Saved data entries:
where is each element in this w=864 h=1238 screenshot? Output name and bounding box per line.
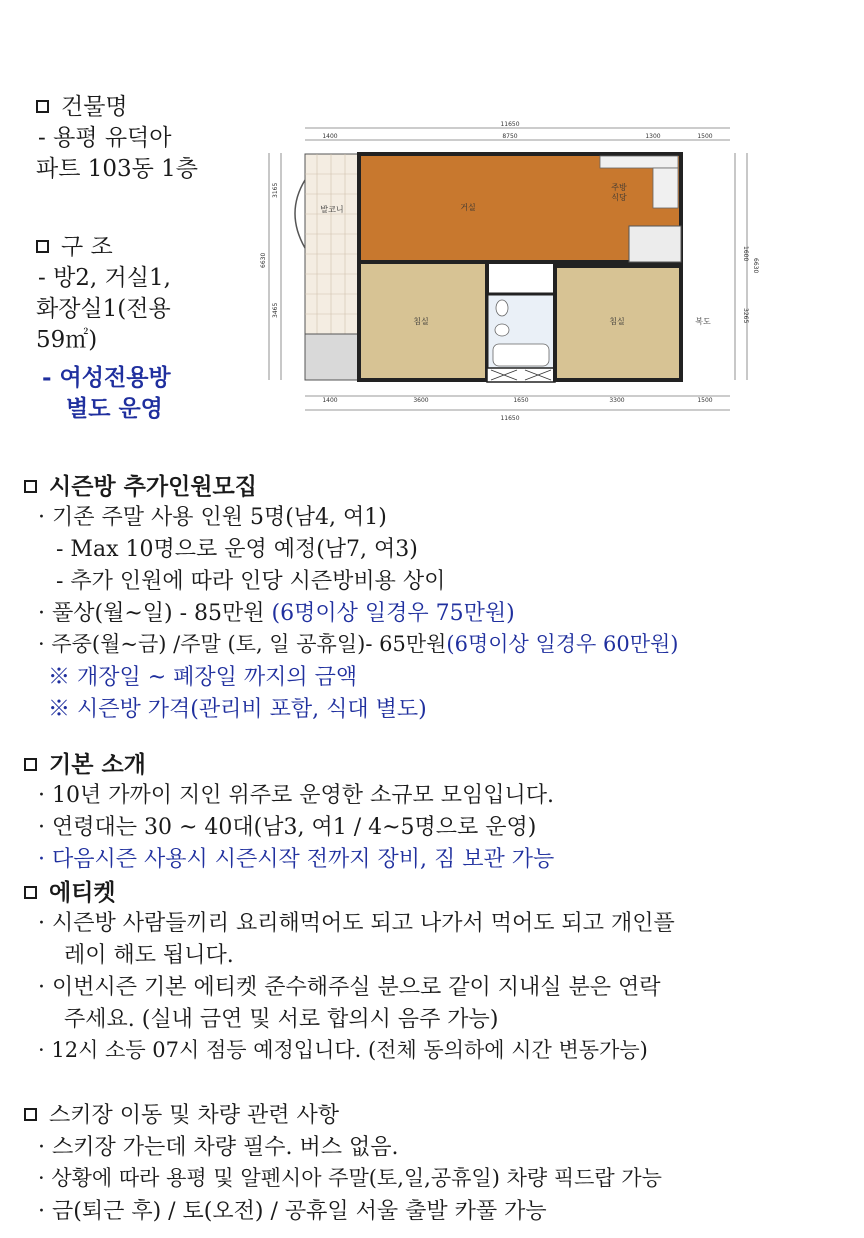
- recruit-note-2: ※ 시즌방 가격(관리비 포함, 식대 별도): [48, 697, 427, 722]
- toilet-icon: [496, 300, 508, 316]
- structure-line2: 화장실1(전용: [36, 296, 171, 322]
- price-full-note: (6명이상 일경우 75만원): [271, 601, 515, 626]
- building-line2: 파트 103동 1층: [36, 156, 199, 182]
- room-hallway-label: 복도: [695, 317, 711, 326]
- ski-heading: 스키장 이동 및 차량 관련 사항: [24, 1098, 339, 1129]
- etiquette-line-3: · 이번시즌 기본 에티켓 준수해주실 분으로 같이 지내실 분은 연락: [38, 975, 661, 1000]
- checkbox-square-icon: [36, 240, 49, 253]
- balcony-curve: [295, 180, 305, 248]
- ski-item-2: · 상황에 따라 용평 및 알펜시아 주말(토,일,공휴일) 차량 픽드랍 가능: [38, 1166, 662, 1190]
- dim-right-2: 6630: [752, 258, 759, 274]
- ski-item-1: · 스키장 가는데 차량 필수. 버스 없음.: [38, 1135, 399, 1160]
- dim-bottom-2: 3600: [413, 397, 429, 404]
- checkbox-square-icon: [24, 886, 37, 899]
- dim-top-4: 1500: [697, 133, 713, 140]
- ski-item-3: · 금(퇴근 후) / 토(오전) / 공휴일 서울 출발 카풀 가능: [38, 1199, 547, 1224]
- kitchen-counter-side: [653, 168, 678, 208]
- dim-left-1: 3165: [272, 182, 279, 198]
- storage-area: [305, 334, 359, 380]
- dim-right-1: 1600: [742, 246, 749, 262]
- dim-total-bottom: 11650: [500, 415, 520, 422]
- dim-top-3: 1300: [645, 133, 661, 140]
- dim-right-3: 3265: [742, 308, 749, 324]
- dim-total-top: 11650: [500, 121, 520, 128]
- room-kitchen-label-2: 식당: [611, 193, 627, 202]
- recruit-heading: 시즌방 추가인원모집: [24, 468, 257, 501]
- intro-item-1: · 10년 가까이 지인 위주로 운영한 소규모 모임입니다.: [38, 783, 554, 808]
- kitchen-counter: [600, 156, 678, 168]
- price-full: · 풀상(월~일) - 85만원 (6명이상 일경우 75만원): [38, 601, 515, 626]
- recruit-note-1: ※ 개장일 ~ 폐장일 까지의 금액: [48, 665, 358, 690]
- room-balcony-label: 발코니: [320, 205, 344, 214]
- structure-line1: - 방2, 거실1,: [38, 265, 171, 291]
- bath-window: [487, 368, 555, 382]
- structure-section: [36, 232, 171, 424]
- room-bedroom-right-label: 침실: [609, 317, 625, 326]
- bathtub-icon: [493, 344, 549, 366]
- room-living-label: 거실: [460, 203, 476, 212]
- building-line1: - 용평 유덕아: [38, 125, 172, 151]
- balcony-area: [305, 154, 359, 334]
- checkbox-square-icon: [24, 758, 37, 771]
- utility-room: [629, 226, 681, 262]
- room-kitchen-label-1: 주방: [611, 183, 627, 192]
- etiquette-heading: 에티켓: [24, 874, 116, 907]
- sink-icon: [495, 324, 509, 336]
- intro-heading: 기본 소개: [24, 746, 146, 779]
- checkbox-square-icon: [24, 1108, 37, 1121]
- etiquette-line-2: 레이 해도 됩니다.: [64, 943, 234, 968]
- dim-top-2: 8750: [502, 133, 518, 140]
- structure-line3: 59㎡): [36, 327, 98, 353]
- checkbox-square-icon: [36, 100, 49, 113]
- structure-note2: 별도 운영: [66, 395, 163, 422]
- dim-bottom-5: 1500: [697, 397, 713, 404]
- building-heading: 건물명: [36, 92, 198, 123]
- dim-left-2: 6630: [260, 252, 267, 268]
- intro-item-2: · 연령대는 30 ~ 40대(남3, 여1 / 4~5명으로 운영): [38, 815, 537, 840]
- etiquette-line-1: · 시즌방 사람들끼리 요리해먹어도 되고 나가서 먹어도 되고 개인플: [38, 911, 675, 936]
- dim-top-1: 1400: [322, 133, 338, 140]
- dim-left-3: 3465: [272, 302, 279, 318]
- structure-heading: 구 조: [36, 232, 171, 263]
- recruit-item-1: · 기존 주말 사용 인원 5명(남4, 여1): [38, 505, 387, 530]
- dim-bottom-3: 1650: [513, 397, 529, 404]
- recruit-item-3: - 추가 인원에 따라 인당 시즌방비용 상이: [56, 569, 446, 594]
- dim-bottom-1: 1400: [322, 397, 338, 404]
- etiquette-line-4: 주세요. (실내 금연 및 서로 합의시 음주 가능): [64, 1007, 499, 1032]
- structure-note1: - 여성전용방: [42, 364, 171, 391]
- price-week-note: (6명이상 일경우 60만원): [446, 632, 679, 656]
- recruit-item-2: - Max 10명으로 운영 예정(남7, 여3): [56, 537, 418, 562]
- price-week: · 주중(월~금) /주말 (토, 일 공휴일)- 65만원(6명이상 일경우 60만원): [38, 632, 679, 656]
- watermark-logo: NAVER: [496, 266, 530, 276]
- floor-plan: [255, 118, 759, 428]
- checkbox-square-icon: [24, 480, 37, 493]
- dim-bottom-4: 3300: [609, 397, 625, 404]
- intro-item-storage: · 다음시즌 사용시 시즌시작 전까지 장비, 짐 보관 가능: [38, 847, 555, 872]
- building-section: [36, 92, 198, 185]
- room-bedroom-left-label: 침실: [413, 317, 429, 326]
- etiquette-line-5: · 12시 소등 07시 점등 예정입니다. (전체 동의하에 시간 변동가능): [38, 1038, 648, 1062]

WHAT IS NEEDED: Filter the records to keep only each line that contains the string "area", treating uppercase and lowercase as different.

TASK RESULT:
- storage-area: [305, 334, 359, 380]
- balcony-area: [305, 154, 359, 334]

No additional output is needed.